**RECORDS FOR THE EXERCISE:**
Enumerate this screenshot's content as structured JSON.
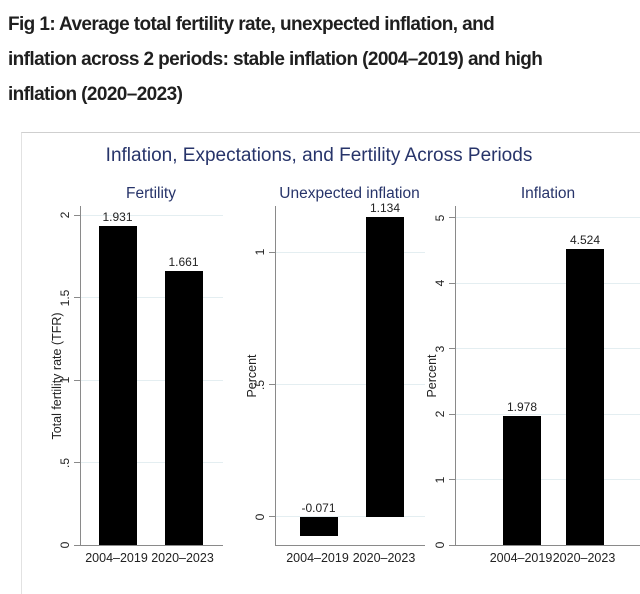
{
  "caption": {
    "lines": [
      "Fig 1: Average total fertility rate, unexpected inflation, and",
      "inflation across 2 periods: stable inflation (2004–2019) and high",
      "inflation (2020–2023)"
    ]
  },
  "chart_data": {
    "type": "bar",
    "title": "Inflation, Expectations, and Fertility Across Periods",
    "categories": [
      "2004–2019",
      "2020–2023"
    ],
    "grid": true,
    "legend": false,
    "panels": [
      {
        "title": "Fertility",
        "ylabel": "Total fertility rate (TFR)",
        "values": [
          1.931,
          1.661
        ],
        "value_labels": [
          "1.931",
          "1.661"
        ],
        "tick_values": [
          0,
          0.5,
          1,
          1.5,
          2
        ],
        "tick_labels": [
          "0",
          ".5",
          "1",
          "1.5",
          "2"
        ],
        "ylim": [
          0,
          2.055
        ]
      },
      {
        "title": "Unexpected inflation",
        "ylabel": "Percent",
        "values": [
          -0.071,
          1.134
        ],
        "value_labels": [
          "-0.071",
          "1.134"
        ],
        "tick_values": [
          0,
          0.5,
          1
        ],
        "tick_labels": [
          "0",
          ".5",
          "1"
        ],
        "ylim": [
          -0.106,
          1.174
        ]
      },
      {
        "title": "Inflation",
        "ylabel": "Percent",
        "values": [
          1.978,
          4.524
        ],
        "value_labels": [
          "1.978",
          "4.524"
        ],
        "tick_values": [
          0,
          1,
          2,
          3,
          4,
          5
        ],
        "tick_labels": [
          "0",
          "1",
          "2",
          "3",
          "4",
          "5"
        ],
        "ylim": [
          0,
          5.183
        ]
      }
    ],
    "colors": {
      "bar": "#000000",
      "title_navy": "#27346a",
      "gridline": "#e4eef1",
      "axis": "#8a8a8a",
      "text": "#222222"
    }
  }
}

**EXERCISE OBJECTIVE:** Set down the material above as is, without any pictures.

**RIGHT ANSWER:**
Enumerate this screenshot's content as structured JSON.
{
  "caption": {
    "lines": [
      "Fig 1: Average total fertility rate, unexpected inflation, and",
      "inflation across 2 periods: stable inflation (2004–2019) and high",
      "inflation (2020–2023)"
    ]
  },
  "chart_data": {
    "type": "bar",
    "title": "Inflation, Expectations, and Fertility Across Periods",
    "categories": [
      "2004–2019",
      "2020–2023"
    ],
    "grid": true,
    "legend": false,
    "panels": [
      {
        "title": "Fertility",
        "ylabel": "Total fertility rate (TFR)",
        "values": [
          1.931,
          1.661
        ],
        "value_labels": [
          "1.931",
          "1.661"
        ],
        "tick_values": [
          0,
          0.5,
          1,
          1.5,
          2
        ],
        "tick_labels": [
          "0",
          ".5",
          "1",
          "1.5",
          "2"
        ],
        "ylim": [
          0,
          2.055
        ]
      },
      {
        "title": "Unexpected inflation",
        "ylabel": "Percent",
        "values": [
          -0.071,
          1.134
        ],
        "value_labels": [
          "-0.071",
          "1.134"
        ],
        "tick_values": [
          0,
          0.5,
          1
        ],
        "tick_labels": [
          "0",
          ".5",
          "1"
        ],
        "ylim": [
          -0.106,
          1.174
        ]
      },
      {
        "title": "Inflation",
        "ylabel": "Percent",
        "values": [
          1.978,
          4.524
        ],
        "value_labels": [
          "1.978",
          "4.524"
        ],
        "tick_values": [
          0,
          1,
          2,
          3,
          4,
          5
        ],
        "tick_labels": [
          "0",
          "1",
          "2",
          "3",
          "4",
          "5"
        ],
        "ylim": [
          0,
          5.183
        ]
      }
    ],
    "colors": {
      "bar": "#000000",
      "title_navy": "#27346a",
      "gridline": "#e4eef1",
      "axis": "#8a8a8a",
      "text": "#222222"
    }
  }
}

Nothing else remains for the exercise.